(Raw records):
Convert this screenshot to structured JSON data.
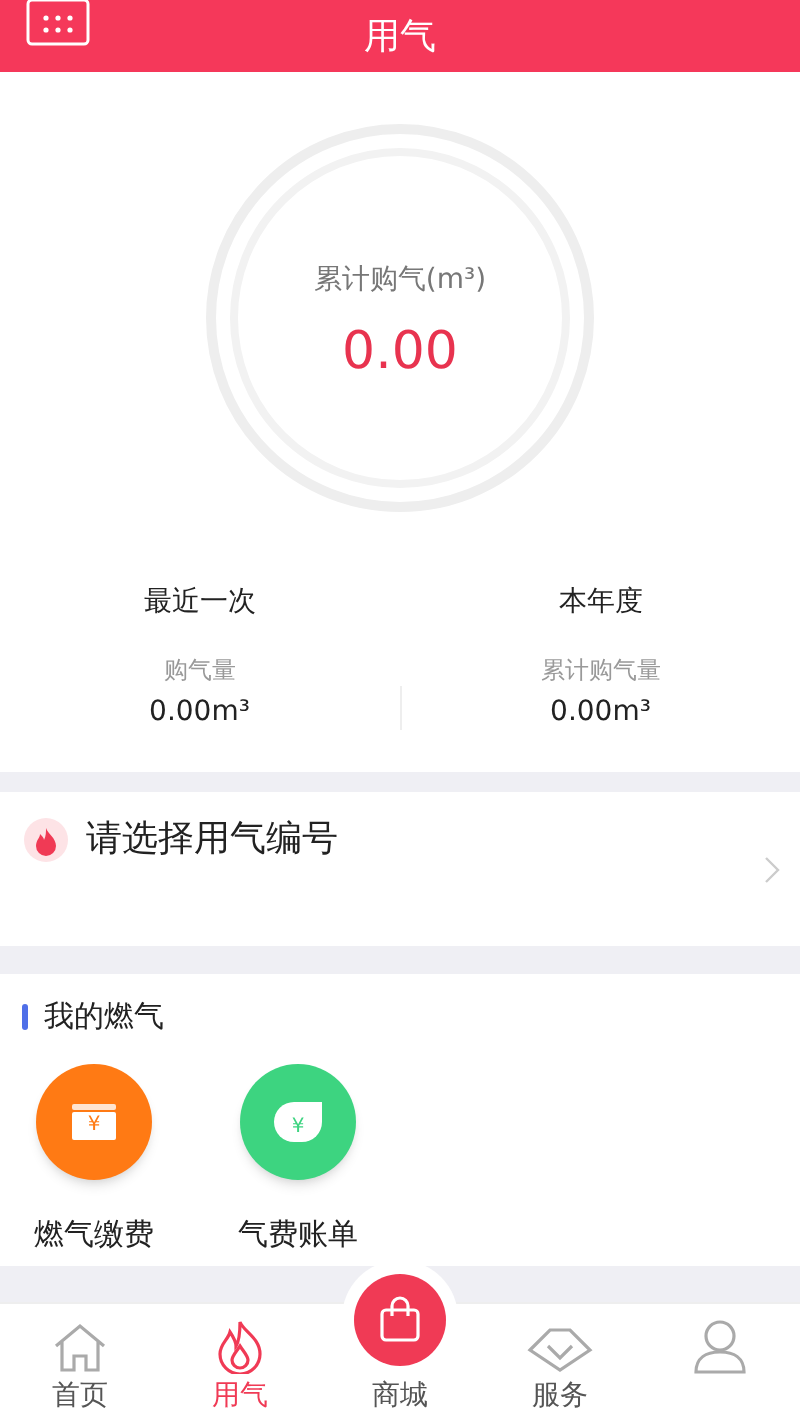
{
  "header": {
    "title": "用气"
  },
  "summary": {
    "label": "累计购气(m³)",
    "value": "0.00"
  },
  "stats": [
    {
      "heading": "最近一次",
      "label": "购气量",
      "value": "0.00m³"
    },
    {
      "heading": "本年度",
      "label": "累计购气量",
      "value": "0.00m³"
    }
  ],
  "account_select": {
    "label": "请选择用气编号"
  },
  "my_gas": {
    "title": "我的燃气",
    "services": [
      {
        "kind": "pay",
        "symbol": "¥",
        "label": "燃气缴费"
      },
      {
        "kind": "bill",
        "symbol": "¥",
        "label": "气费账单"
      }
    ]
  },
  "tab_bar": [
    {
      "kind": "home",
      "label": "首页",
      "selected": false
    },
    {
      "kind": "gas",
      "label": "用气",
      "selected": true
    },
    {
      "kind": "mall",
      "label": "商城",
      "selected": false
    },
    {
      "kind": "service",
      "label": "服务",
      "selected": false
    },
    {
      "kind": "profile",
      "selected": false
    }
  ]
}
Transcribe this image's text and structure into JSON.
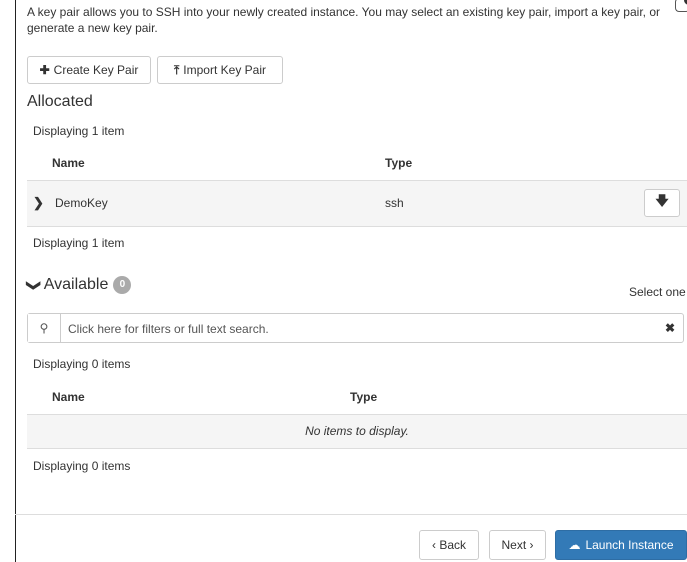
{
  "intro_text": "A key pair allows you to SSH into your newly created instance. You may select an existing key pair, import a key pair, or generate a new key pair.",
  "buttons": {
    "create_key_pair": "Create Key Pair",
    "import_key_pair": "Import Key Pair"
  },
  "allocated": {
    "title": "Allocated",
    "count_top": "Displaying 1 item",
    "count_bottom": "Displaying 1 item",
    "columns": {
      "name": "Name",
      "type": "Type"
    },
    "rows": [
      {
        "name": "DemoKey",
        "type": "ssh"
      }
    ]
  },
  "available": {
    "title": "Available",
    "badge": "0",
    "select_hint": "Select one",
    "search_placeholder": "Click here for filters or full text search.",
    "count_top": "Displaying 0 items",
    "count_bottom": "Displaying 0 items",
    "columns": {
      "name": "Name",
      "type": "Type"
    },
    "empty_text": "No items to display."
  },
  "footer": {
    "back": "‹ Back",
    "next": "Next ›",
    "launch": "Launch Instance"
  },
  "icons": {
    "plus": "plus-icon",
    "upload": "upload-icon",
    "search": "search-icon",
    "clear": "close-icon",
    "download": "arrow-down-icon",
    "cloud_upload": "cloud-upload-icon"
  },
  "colors": {
    "primary": "#337ab7",
    "row_bg": "#f5f5f5",
    "border": "#dddddd"
  }
}
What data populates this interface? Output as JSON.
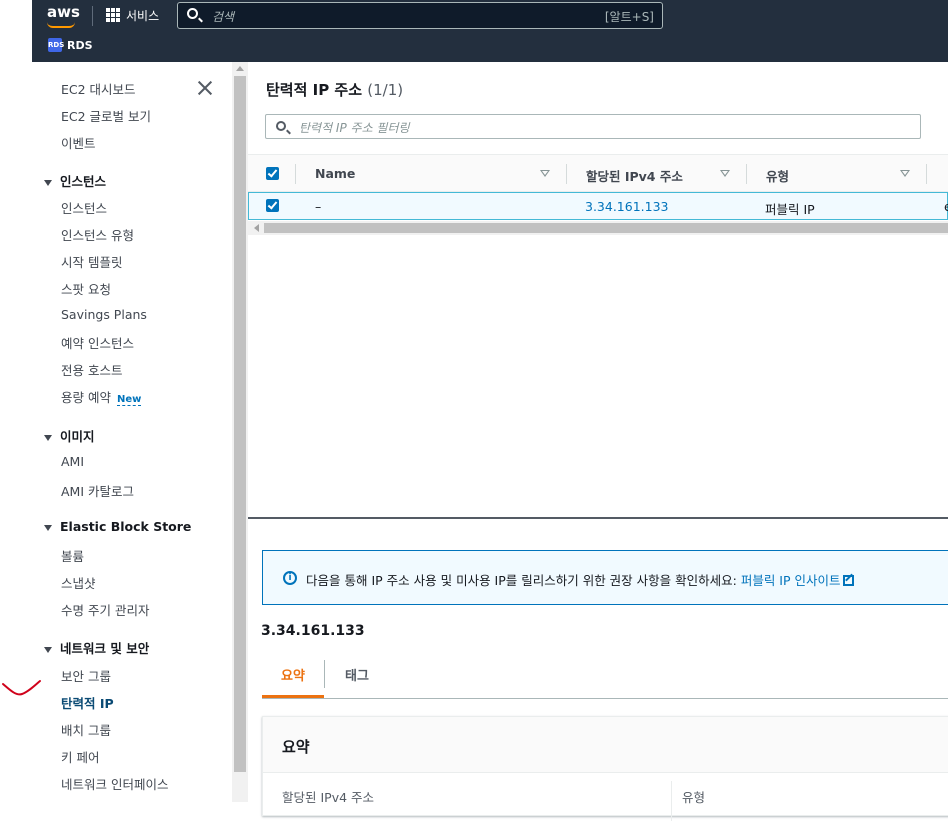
{
  "topbar": {
    "logo": "aws",
    "services_label": "서비스",
    "search_placeholder": "검색",
    "search_shortcut": "[알트+S]",
    "favorite": "RDS",
    "favorite_icon_text": "RDS"
  },
  "sidebar": {
    "items_top": [
      "EC2 대시보드",
      "EC2 글로벌 보기",
      "이벤트"
    ],
    "groups": [
      {
        "title": "인스턴스",
        "items": [
          "인스턴스",
          "인스턴스 유형",
          "시작 템플릿",
          "스팟 요청",
          "Savings Plans",
          "예약 인스턴스",
          "전용 호스트",
          "용량 예약"
        ],
        "badge": "New"
      },
      {
        "title": "이미지",
        "items": [
          "AMI",
          "AMI 카탈로그"
        ]
      },
      {
        "title": "Elastic Block Store",
        "items": [
          "볼륨",
          "스냅샷",
          "수명 주기 관리자"
        ]
      },
      {
        "title": "네트워크 및 보안",
        "items": [
          "보안 그룹",
          "탄력적 IP",
          "배치 그룹",
          "키 페어",
          "네트워크 인터페이스"
        ]
      }
    ]
  },
  "main": {
    "title": "탄력적 IP 주소",
    "count": "(1/1)",
    "filter_placeholder": "탄력적 IP 주소 필터링",
    "columns": [
      "Name",
      "할당된 IPv4 주소",
      "유형"
    ],
    "row": {
      "name": "–",
      "ip": "3.34.161.133",
      "type": "퍼블릭 IP",
      "next_col_fragment": "e"
    },
    "info_text": "다음을 통해 IP 주소 사용 및 미사용 IP를 릴리스하기 위한 권장 사항을 확인하세요:",
    "info_link": "퍼블릭 IP 인사이트",
    "detail_title": "3.34.161.133",
    "tabs": [
      "요약",
      "태그"
    ],
    "panel_title": "요약",
    "panel_labels": [
      "할당된 IPv4 주소",
      "유형"
    ]
  },
  "colors": {
    "topbar_bg": "#232f3e",
    "accent_orange": "#ec7211",
    "link_blue": "#0073bb",
    "annotation_red": "#d0021b"
  }
}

(What you need to do): Transcribe the full listing character for character. Pictures are excluded.

(Solution for this task):
Convert this screenshot to structured JSON data.
{
  "header": {
    "title": "用气"
  },
  "summary": {
    "label": "累计购气(m³)",
    "value": "0.00"
  },
  "stats": [
    {
      "heading": "最近一次",
      "label": "购气量",
      "value": "0.00m³"
    },
    {
      "heading": "本年度",
      "label": "累计购气量",
      "value": "0.00m³"
    }
  ],
  "account_select": {
    "label": "请选择用气编号"
  },
  "my_gas": {
    "title": "我的燃气",
    "services": [
      {
        "kind": "pay",
        "symbol": "¥",
        "label": "燃气缴费"
      },
      {
        "kind": "bill",
        "symbol": "¥",
        "label": "气费账单"
      }
    ]
  },
  "tab_bar": [
    {
      "kind": "home",
      "label": "首页",
      "selected": false
    },
    {
      "kind": "gas",
      "label": "用气",
      "selected": true
    },
    {
      "kind": "mall",
      "label": "商城",
      "selected": false
    },
    {
      "kind": "service",
      "label": "服务",
      "selected": false
    },
    {
      "kind": "profile",
      "selected": false
    }
  ]
}
Transcribe this image's text and structure into JSON.
{
  "intro_text": "A key pair allows you to SSH into your newly created instance. You may select an existing key pair, import a key pair, or generate a new key pair.",
  "buttons": {
    "create_key_pair": "Create Key Pair",
    "import_key_pair": "Import Key Pair"
  },
  "allocated": {
    "title": "Allocated",
    "count_top": "Displaying 1 item",
    "count_bottom": "Displaying 1 item",
    "columns": {
      "name": "Name",
      "type": "Type"
    },
    "rows": [
      {
        "name": "DemoKey",
        "type": "ssh"
      }
    ]
  },
  "available": {
    "title": "Available",
    "badge": "0",
    "select_hint": "Select one",
    "search_placeholder": "Click here for filters or full text search.",
    "count_top": "Displaying 0 items",
    "count_bottom": "Displaying 0 items",
    "columns": {
      "name": "Name",
      "type": "Type"
    },
    "empty_text": "No items to display."
  },
  "footer": {
    "back": "‹ Back",
    "next": "Next ›",
    "launch": "Launch Instance"
  },
  "icons": {
    "plus": "plus-icon",
    "upload": "upload-icon",
    "search": "search-icon",
    "clear": "close-icon",
    "download": "arrow-down-icon",
    "cloud_upload": "cloud-upload-icon"
  },
  "colors": {
    "primary": "#337ab7",
    "row_bg": "#f5f5f5",
    "border": "#dddddd"
  }
}
What data populates this interface? Output as JSON.
{
  "topbar": {
    "logo": "aws",
    "services_label": "서비스",
    "search_placeholder": "검색",
    "search_shortcut": "[알트+S]",
    "favorite": "RDS",
    "favorite_icon_text": "RDS"
  },
  "sidebar": {
    "items_top": [
      "EC2 대시보드",
      "EC2 글로벌 보기",
      "이벤트"
    ],
    "groups": [
      {
        "title": "인스턴스",
        "items": [
          "인스턴스",
          "인스턴스 유형",
          "시작 템플릿",
          "스팟 요청",
          "Savings Plans",
          "예약 인스턴스",
          "전용 호스트",
          "용량 예약"
        ],
        "badge": "New"
      },
      {
        "title": "이미지",
        "items": [
          "AMI",
          "AMI 카탈로그"
        ]
      },
      {
        "title": "Elastic Block Store",
        "items": [
          "볼륨",
          "스냅샷",
          "수명 주기 관리자"
        ]
      },
      {
        "title": "네트워크 및 보안",
        "items": [
          "보안 그룹",
          "탄력적 IP",
          "배치 그룹",
          "키 페어",
          "네트워크 인터페이스"
        ]
      }
    ]
  },
  "main": {
    "title": "탄력적 IP 주소",
    "count": "(1/1)",
    "filter_placeholder": "탄력적 IP 주소 필터링",
    "columns": [
      "Name",
      "할당된 IPv4 주소",
      "유형"
    ],
    "row": {
      "name": "–",
      "ip": "3.34.161.133",
      "type": "퍼블릭 IP",
      "next_col_fragment": "e"
    },
    "info_text": "다음을 통해 IP 주소 사용 및 미사용 IP를 릴리스하기 위한 권장 사항을 확인하세요:",
    "info_link": "퍼블릭 IP 인사이트",
    "detail_title": "3.34.161.133",
    "tabs": [
      "요약",
      "태그"
    ],
    "panel_title": "요약",
    "panel_labels": [
      "할당된 IPv4 주소",
      "유형"
    ]
  },
  "colors": {
    "topbar_bg": "#232f3e",
    "accent_orange": "#ec7211",
    "link_blue": "#0073bb",
    "annotation_red": "#d0021b"
  }
}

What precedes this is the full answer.